── DATA EXTRACT ──
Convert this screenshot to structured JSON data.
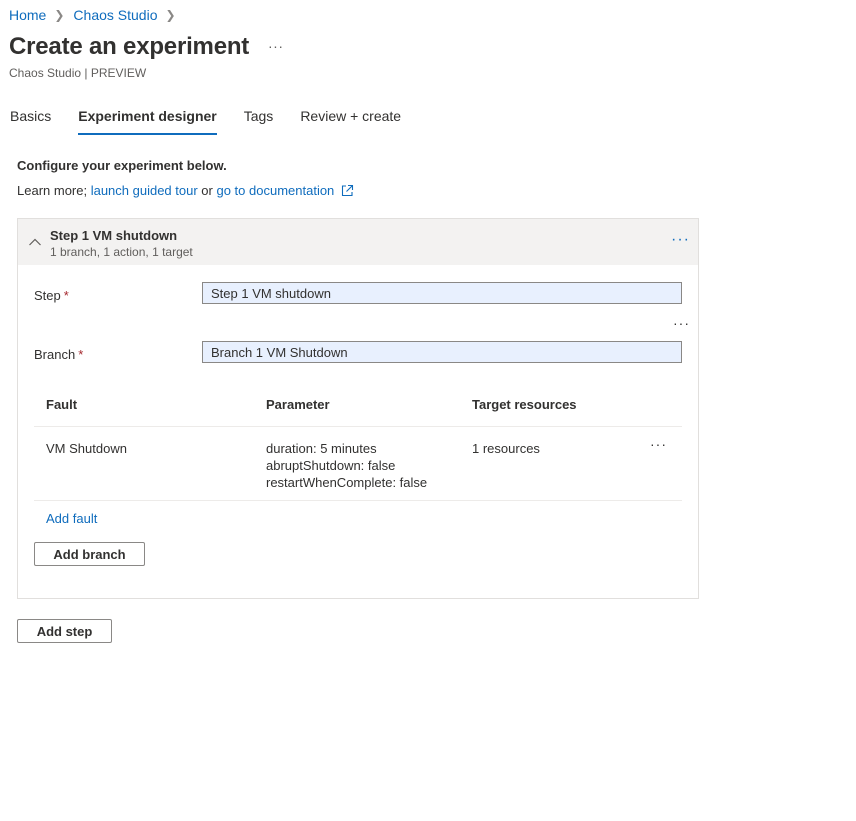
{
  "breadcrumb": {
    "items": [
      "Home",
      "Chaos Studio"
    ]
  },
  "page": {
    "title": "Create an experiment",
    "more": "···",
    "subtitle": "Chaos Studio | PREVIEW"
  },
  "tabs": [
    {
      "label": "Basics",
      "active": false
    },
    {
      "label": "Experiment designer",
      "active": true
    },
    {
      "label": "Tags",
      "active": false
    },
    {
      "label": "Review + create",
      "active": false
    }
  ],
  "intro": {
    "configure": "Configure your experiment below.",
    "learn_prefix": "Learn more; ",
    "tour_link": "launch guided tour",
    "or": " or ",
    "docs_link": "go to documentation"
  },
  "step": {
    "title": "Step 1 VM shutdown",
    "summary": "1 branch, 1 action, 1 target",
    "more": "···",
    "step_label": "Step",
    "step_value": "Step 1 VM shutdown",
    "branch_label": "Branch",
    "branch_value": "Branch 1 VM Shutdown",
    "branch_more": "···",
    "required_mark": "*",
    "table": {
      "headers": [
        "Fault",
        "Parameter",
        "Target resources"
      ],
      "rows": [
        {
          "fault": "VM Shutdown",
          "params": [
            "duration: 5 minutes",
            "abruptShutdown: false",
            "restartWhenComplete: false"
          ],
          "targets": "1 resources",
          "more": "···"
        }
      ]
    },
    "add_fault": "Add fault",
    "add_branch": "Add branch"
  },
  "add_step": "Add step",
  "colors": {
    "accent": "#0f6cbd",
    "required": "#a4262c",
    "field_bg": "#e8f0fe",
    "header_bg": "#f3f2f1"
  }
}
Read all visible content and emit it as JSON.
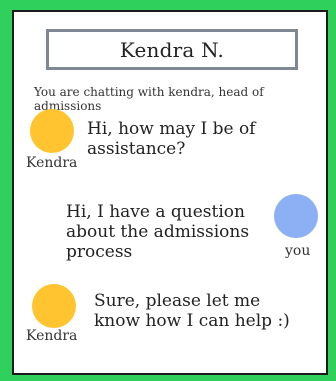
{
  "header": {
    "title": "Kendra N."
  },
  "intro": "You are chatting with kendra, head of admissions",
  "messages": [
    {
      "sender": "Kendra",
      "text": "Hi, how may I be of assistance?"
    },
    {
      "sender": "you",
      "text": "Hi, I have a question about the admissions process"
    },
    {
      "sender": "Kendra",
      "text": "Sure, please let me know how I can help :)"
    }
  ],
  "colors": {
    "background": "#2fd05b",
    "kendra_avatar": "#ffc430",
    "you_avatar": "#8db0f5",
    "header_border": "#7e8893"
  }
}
───
### WORK INSTRUCTIONS
Starting at the line that contains "Read all visible content and emit it as JSON.", restate each line verbatim through the final line of the listing, skipping all pictures.

### RESPONSE TO THIS TASK
Read all visible content and emit it as JSON.
{
  "header": {
    "title": "Kendra N."
  },
  "intro": "You are chatting with kendra, head of admissions",
  "messages": [
    {
      "sender": "Kendra",
      "text": "Hi, how may I be of assistance?"
    },
    {
      "sender": "you",
      "text": "Hi, I have a question about the admissions process"
    },
    {
      "sender": "Kendra",
      "text": "Sure, please let me know how I can help :)"
    }
  ],
  "colors": {
    "background": "#2fd05b",
    "kendra_avatar": "#ffc430",
    "you_avatar": "#8db0f5",
    "header_border": "#7e8893"
  }
}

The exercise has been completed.